[start]

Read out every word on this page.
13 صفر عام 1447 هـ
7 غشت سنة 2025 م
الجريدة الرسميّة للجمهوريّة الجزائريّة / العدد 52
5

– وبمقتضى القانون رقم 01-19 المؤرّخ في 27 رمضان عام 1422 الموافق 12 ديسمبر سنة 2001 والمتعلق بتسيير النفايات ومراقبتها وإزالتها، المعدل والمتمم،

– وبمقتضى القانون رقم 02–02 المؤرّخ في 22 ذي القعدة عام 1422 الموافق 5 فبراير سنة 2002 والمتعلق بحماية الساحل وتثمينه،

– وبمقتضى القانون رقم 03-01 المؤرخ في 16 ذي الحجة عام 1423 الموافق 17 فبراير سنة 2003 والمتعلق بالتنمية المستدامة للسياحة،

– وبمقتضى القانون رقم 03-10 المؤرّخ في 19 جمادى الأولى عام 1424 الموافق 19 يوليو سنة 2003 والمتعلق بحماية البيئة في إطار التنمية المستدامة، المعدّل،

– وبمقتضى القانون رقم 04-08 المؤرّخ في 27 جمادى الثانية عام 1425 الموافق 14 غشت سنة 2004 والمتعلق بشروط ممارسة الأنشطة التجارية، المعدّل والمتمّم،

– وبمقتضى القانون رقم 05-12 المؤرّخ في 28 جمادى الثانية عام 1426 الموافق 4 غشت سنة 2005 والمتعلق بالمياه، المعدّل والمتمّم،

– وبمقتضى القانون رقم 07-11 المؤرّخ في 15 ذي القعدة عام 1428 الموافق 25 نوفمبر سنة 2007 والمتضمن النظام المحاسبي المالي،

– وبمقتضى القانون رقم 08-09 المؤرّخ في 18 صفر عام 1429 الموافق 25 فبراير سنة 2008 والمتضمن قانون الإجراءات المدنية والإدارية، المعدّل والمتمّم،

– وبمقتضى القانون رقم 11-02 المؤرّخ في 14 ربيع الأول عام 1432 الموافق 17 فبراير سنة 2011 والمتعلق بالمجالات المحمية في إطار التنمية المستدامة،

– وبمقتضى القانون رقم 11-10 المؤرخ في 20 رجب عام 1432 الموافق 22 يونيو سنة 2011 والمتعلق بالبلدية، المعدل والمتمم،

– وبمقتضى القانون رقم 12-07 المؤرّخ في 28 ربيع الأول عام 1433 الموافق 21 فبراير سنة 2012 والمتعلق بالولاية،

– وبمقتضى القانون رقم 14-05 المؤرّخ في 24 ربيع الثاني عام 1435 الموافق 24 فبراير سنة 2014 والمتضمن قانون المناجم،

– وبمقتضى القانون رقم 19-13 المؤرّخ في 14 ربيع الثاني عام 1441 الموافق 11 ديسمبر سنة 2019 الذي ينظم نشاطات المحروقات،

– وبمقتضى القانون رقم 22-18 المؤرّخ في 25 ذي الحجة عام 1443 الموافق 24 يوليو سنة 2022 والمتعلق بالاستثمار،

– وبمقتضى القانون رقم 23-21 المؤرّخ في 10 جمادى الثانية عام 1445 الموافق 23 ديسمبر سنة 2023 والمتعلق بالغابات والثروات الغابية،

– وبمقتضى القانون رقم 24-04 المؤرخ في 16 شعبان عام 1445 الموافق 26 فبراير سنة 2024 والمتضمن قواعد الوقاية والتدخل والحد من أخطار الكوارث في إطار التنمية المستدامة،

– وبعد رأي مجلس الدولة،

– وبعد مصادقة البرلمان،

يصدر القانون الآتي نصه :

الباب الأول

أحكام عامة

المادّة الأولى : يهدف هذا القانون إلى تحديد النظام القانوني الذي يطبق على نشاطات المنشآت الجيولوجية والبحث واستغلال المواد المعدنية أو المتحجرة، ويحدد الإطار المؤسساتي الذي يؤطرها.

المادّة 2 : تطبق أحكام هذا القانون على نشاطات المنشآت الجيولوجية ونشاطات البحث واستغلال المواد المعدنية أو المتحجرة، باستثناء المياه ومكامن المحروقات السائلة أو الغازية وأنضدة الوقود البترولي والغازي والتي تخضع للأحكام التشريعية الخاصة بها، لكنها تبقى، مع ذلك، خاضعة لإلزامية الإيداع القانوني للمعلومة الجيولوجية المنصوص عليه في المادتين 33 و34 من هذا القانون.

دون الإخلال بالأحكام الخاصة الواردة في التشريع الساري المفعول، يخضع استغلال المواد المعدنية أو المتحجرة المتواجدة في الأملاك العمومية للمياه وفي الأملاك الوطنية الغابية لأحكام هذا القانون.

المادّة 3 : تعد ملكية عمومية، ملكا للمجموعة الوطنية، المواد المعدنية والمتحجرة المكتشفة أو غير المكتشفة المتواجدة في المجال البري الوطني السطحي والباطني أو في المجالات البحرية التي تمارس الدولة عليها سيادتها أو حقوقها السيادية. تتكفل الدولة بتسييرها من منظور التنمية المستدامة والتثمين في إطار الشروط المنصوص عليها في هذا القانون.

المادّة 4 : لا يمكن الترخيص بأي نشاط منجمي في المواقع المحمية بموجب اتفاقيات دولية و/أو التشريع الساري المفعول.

[end]
[start]

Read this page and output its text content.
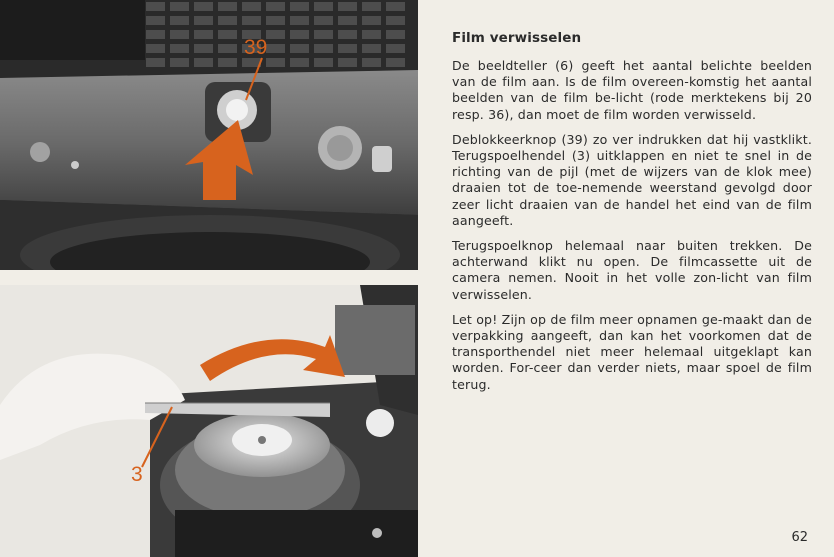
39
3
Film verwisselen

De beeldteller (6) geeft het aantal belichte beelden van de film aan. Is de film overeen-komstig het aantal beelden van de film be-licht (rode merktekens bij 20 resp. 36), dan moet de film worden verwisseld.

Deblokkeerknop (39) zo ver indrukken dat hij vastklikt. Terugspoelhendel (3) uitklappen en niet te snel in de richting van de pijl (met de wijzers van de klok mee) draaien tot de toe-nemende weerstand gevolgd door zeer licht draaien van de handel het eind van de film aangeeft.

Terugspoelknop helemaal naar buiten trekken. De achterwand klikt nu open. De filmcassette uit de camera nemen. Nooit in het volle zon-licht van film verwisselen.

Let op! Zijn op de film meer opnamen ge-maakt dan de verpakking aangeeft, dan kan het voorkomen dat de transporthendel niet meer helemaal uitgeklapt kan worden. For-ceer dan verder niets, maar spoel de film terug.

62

[end]

From the entries above, select each line containing the string "المحمية".

Solved exercise:
– وبمقتضى القانون رقم 11-02 المؤرّخ في 14 ربيع الأول عام 1432 الموافق 17 فبراير سنة 2011 والمتعلق بالمجالات المحمية في إطار التنمية المستدامة،
المادّة 4 : لا يمكن الترخيص بأي نشاط منجمي في المواقع المحمية بموجب اتفاقيات دولية و/أو التشريع الساري المفعول.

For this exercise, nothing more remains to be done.